--- Start of DATA TO USE ---

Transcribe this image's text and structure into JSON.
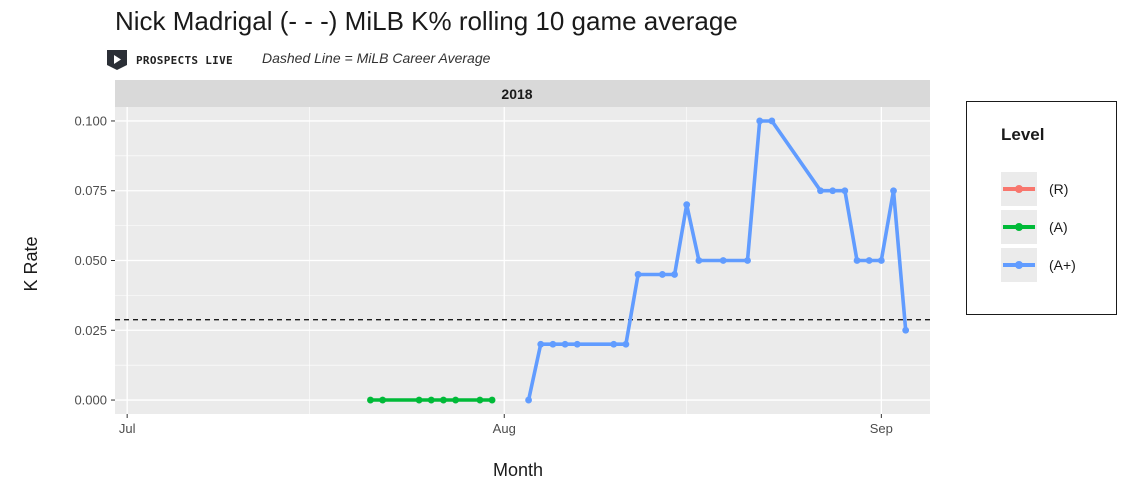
{
  "header": {
    "title": "Nick Madrigal (- - -) MiLB K% rolling 10 game average",
    "brand": "PROSPECTS LIVE",
    "subtitle": "Dashed Line = MiLB Career Average"
  },
  "chart_data": {
    "type": "line",
    "facet": "2018",
    "xlabel": "Month",
    "ylabel": "K Rate",
    "x_ticks": [
      "Jul",
      "Aug",
      "Sep"
    ],
    "y_ticks": [
      "0.000",
      "0.025",
      "0.050",
      "0.075",
      "0.100"
    ],
    "xlim": [
      "2018-06-30",
      "2018-09-05"
    ],
    "ylim": [
      -0.005,
      0.105
    ],
    "career_average": 0.0288,
    "grid": true,
    "legend": {
      "title": "Level",
      "placement": "right"
    },
    "series": [
      {
        "name": "(R)",
        "color": "#F8766D",
        "points": []
      },
      {
        "name": "(A)",
        "color": "#00BA38",
        "points": [
          [
            "2018-07-21",
            0.0
          ],
          [
            "2018-07-22",
            0.0
          ],
          [
            "2018-07-25",
            0.0
          ],
          [
            "2018-07-26",
            0.0
          ],
          [
            "2018-07-27",
            0.0
          ],
          [
            "2018-07-28",
            0.0
          ],
          [
            "2018-07-30",
            0.0
          ],
          [
            "2018-07-31",
            0.0
          ]
        ]
      },
      {
        "name": "(A+)",
        "color": "#619CFF",
        "points": [
          [
            "2018-08-03",
            0.0
          ],
          [
            "2018-08-04",
            0.02
          ],
          [
            "2018-08-05",
            0.02
          ],
          [
            "2018-08-06",
            0.02
          ],
          [
            "2018-08-07",
            0.02
          ],
          [
            "2018-08-10",
            0.02
          ],
          [
            "2018-08-11",
            0.02
          ],
          [
            "2018-08-12",
            0.045
          ],
          [
            "2018-08-14",
            0.045
          ],
          [
            "2018-08-15",
            0.045
          ],
          [
            "2018-08-16",
            0.07
          ],
          [
            "2018-08-17",
            0.05
          ],
          [
            "2018-08-19",
            0.05
          ],
          [
            "2018-08-21",
            0.05
          ],
          [
            "2018-08-22",
            0.1
          ],
          [
            "2018-08-23",
            0.1
          ],
          [
            "2018-08-27",
            0.075
          ],
          [
            "2018-08-28",
            0.075
          ],
          [
            "2018-08-29",
            0.075
          ],
          [
            "2018-08-30",
            0.05
          ],
          [
            "2018-08-31",
            0.05
          ],
          [
            "2018-09-01",
            0.05
          ],
          [
            "2018-09-02",
            0.075
          ],
          [
            "2018-09-03",
            0.025
          ]
        ]
      }
    ]
  }
}
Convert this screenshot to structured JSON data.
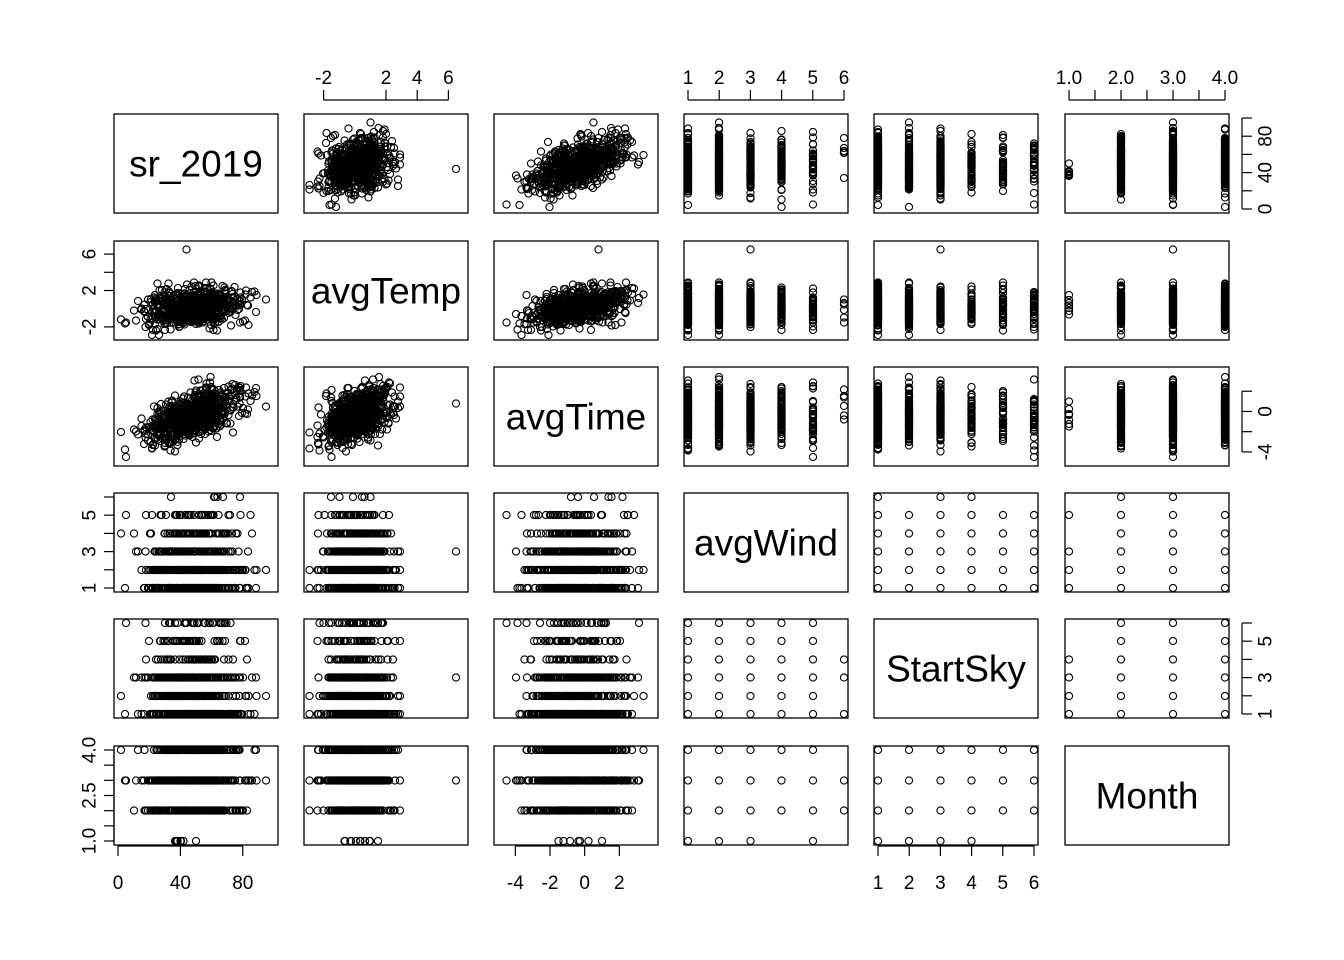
{
  "chart_data": {
    "type": "scatter",
    "kind": "pairs",
    "variables": [
      {
        "name": "sr_2019",
        "range": [
          0,
          100
        ],
        "ticks": [
          0,
          40,
          80
        ],
        "right_ticks": [
          0,
          20,
          40,
          60,
          80,
          100
        ],
        "right_labels": [
          "0",
          "40",
          "80"
        ]
      },
      {
        "name": "avgTemp",
        "range": [
          -3,
          7
        ],
        "ticks": [
          -2,
          2,
          4,
          6
        ]
      },
      {
        "name": "avgTime",
        "range": [
          -5,
          4
        ],
        "ticks": [
          -4,
          -2,
          0,
          2
        ]
      },
      {
        "name": "avgWind",
        "range": [
          1,
          6
        ],
        "ticks": [
          1,
          2,
          3,
          4,
          5,
          6
        ],
        "tick_labels": [
          "1",
          "2",
          "3",
          "4",
          "5",
          "6"
        ]
      },
      {
        "name": "StartSky",
        "range": [
          1,
          6
        ],
        "ticks": [
          1,
          2,
          3,
          4,
          5,
          6
        ],
        "tick_labels": [
          "1",
          "2",
          "3",
          "4",
          "5",
          "6"
        ],
        "right_ticks": [
          1,
          2,
          3,
          4,
          5,
          6
        ],
        "right_labels": [
          "1",
          "3",
          "5"
        ]
      },
      {
        "name": "Month",
        "range": [
          1,
          4
        ],
        "ticks": [
          1.0,
          1.5,
          2.0,
          2.5,
          3.0,
          3.5,
          4.0
        ],
        "tick_labels": [
          "1.0",
          "2.0",
          "3.0",
          "4.0"
        ],
        "left_labels": [
          "1.0",
          "2.5",
          "4.0"
        ]
      }
    ],
    "axis_labels": {
      "top": [
        {
          "var": 1,
          "labels": [
            "-2",
            "2",
            "4",
            "6"
          ]
        },
        {
          "var": 3,
          "labels": [
            "1",
            "2",
            "3",
            "4",
            "5",
            "6"
          ]
        },
        {
          "var": 5,
          "labels": [
            "1.0",
            "2.0",
            "3.0",
            "4.0"
          ]
        }
      ],
      "bottom": [
        {
          "var": 0,
          "labels": [
            "0",
            "40",
            "80"
          ]
        },
        {
          "var": 2,
          "labels": [
            "-4",
            "-2",
            "0",
            "2"
          ]
        },
        {
          "var": 4,
          "labels": [
            "1",
            "2",
            "3",
            "4",
            "5",
            "6"
          ]
        }
      ],
      "left": [
        {
          "var": 1,
          "labels": [
            "-2",
            "2",
            "6"
          ]
        },
        {
          "var": 3,
          "labels": [
            "1",
            "3",
            "5"
          ]
        },
        {
          "var": 5,
          "labels": [
            "1.0",
            "2.5",
            "4.0"
          ]
        }
      ],
      "right": [
        {
          "var": 0,
          "labels": [
            "0",
            "40",
            "80"
          ]
        },
        {
          "var": 2,
          "labels": [
            "-4",
            "0"
          ]
        },
        {
          "var": 4,
          "labels": [
            "1",
            "3",
            "5"
          ]
        }
      ]
    },
    "marker": "open-circle",
    "sample_size": 700,
    "grid": false,
    "legend": "none"
  }
}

--- End of DATA TO USE ---

- WRITTEN REQUEST
Find every line above that contains the word "MiLB", and return each one.

- EXERCISE RESULT
    "title": "Nick Madrigal (- - -) MiLB K% rolling 10 game average",
    "subtitle": "Dashed Line = MiLB Career Average"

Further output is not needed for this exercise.